» **Directions for this task**:
Whenever a line below holds the word "pressure", copy that line.

-------- Task inputs --------

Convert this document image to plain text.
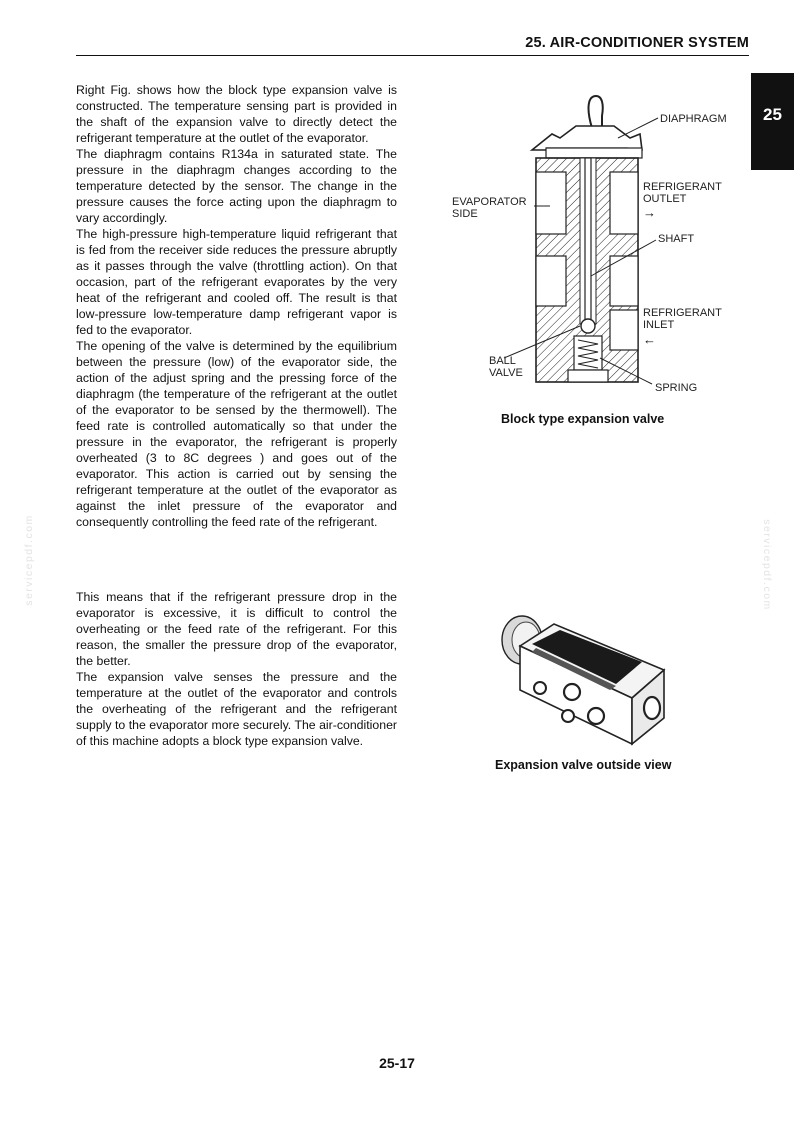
25. AIR-CONDITIONER SYSTEM
25
servicepdf.com	servicepdf.com

Right Fig. shows how the block type expansion valve is constructed. The temperature sensing part is provided in the shaft of the expansion valve to directly detect the refrigerant temperature at the outlet of the evaporator.

The diaphragm contains R134a in saturated state. The pressure in the diaphragm changes according to the temperature detected by the sensor. The change in the pressure causes the force acting upon the diaphragm to vary accordingly.

The high-pressure high-temperature liquid refrigerant that is fed from the receiver side reduces the pressure abruptly as it passes through the valve (throttling action). On that occasion, part of the refrigerant evaporates by the very heat of the refrigerant and cooled off. The result is that low-pressure low-temperature damp refrigerant vapor is fed to the evaporator.

The opening of the valve is determined by the equilibrium between the pressure (low) of the evaporator side, the action of the adjust spring and the pressing force of the diaphragm (the temperature of the refrigerant at the outlet of the evaporator to be sensed by the thermowell). The feed rate is controlled automatically so that under the pressure in the evaporator, the refrigerant is properly overheated (3 to 8C degrees ) and goes out of the evaporator. This action is carried out by sensing the refrigerant temperature at the outlet of the evaporator as against the inlet pressure of the evaporator and consequently controlling the feed rate of the refrigerant.

This means that if the refrigerant pressure drop in the evaporator is excessive, it is difficult to control the overheating or the feed rate of the refrigerant. For this reason, the smaller the pressure drop of the evaporator, the better.

The expansion valve senses the pressure and the temperature at the outlet of the evaporator and controls the overheating of the refrigerant and the refrigerant supply to the evaporator more securely. The air-conditioner of this machine adopts a block type expansion valve.

DIAPHRAGM
EVAPORATOR
SIDE
REFRIGERANT
OUTLET
→
SHAFT
REFRIGERANT
INLET
←
BALL
VALVE
SPRING
Block type expansion valve
Expansion valve outside view
25-17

--------

» **Exercise response**:
The diaphragm contains R134a in saturated state. The pressure in the diaphragm changes according to the temperature detected by the sensor. The change in the pressure causes the force acting upon the diaphragm to vary accordingly.
The high-pressure high-temperature liquid refrigerant that is fed from the receiver side reduces the pressure abruptly as it passes through the valve (throttling action). On that occasion, part of the refrigerant evaporates by the very heat of the refrigerant and cooled off. The result is that low-pressure low-temperature damp refrigerant vapor is fed to the evaporator.
The opening of the valve is determined by the equilibrium between the pressure (low) of the evaporator side, the action of the adjust spring and the pressing force of the diaphragm (the temperature of the refrigerant at the outlet of the evaporator to be sensed by the thermowell). The feed rate is controlled automatically so that under the pressure in the evaporator, the refrigerant is properly overheated (3 to 8C degrees ) and goes out of the evaporator. This action is carried out by sensing the refrigerant temperature at the outlet of the evaporator as against the inlet pressure of the evaporator and consequently controlling the feed rate of the refrigerant.
This means that if the refrigerant pressure drop in the evaporator is excessive, it is difficult to control the overheating or the feed rate of the refrigerant. For this reason, the smaller the pressure drop of the evaporator, the better.
The expansion valve senses the pressure and the temperature at the outlet of the evaporator and controls the overheating of the refrigerant and the refrigerant supply to the evaporator more securely. The air-conditioner of this machine adopts a block type expansion valve.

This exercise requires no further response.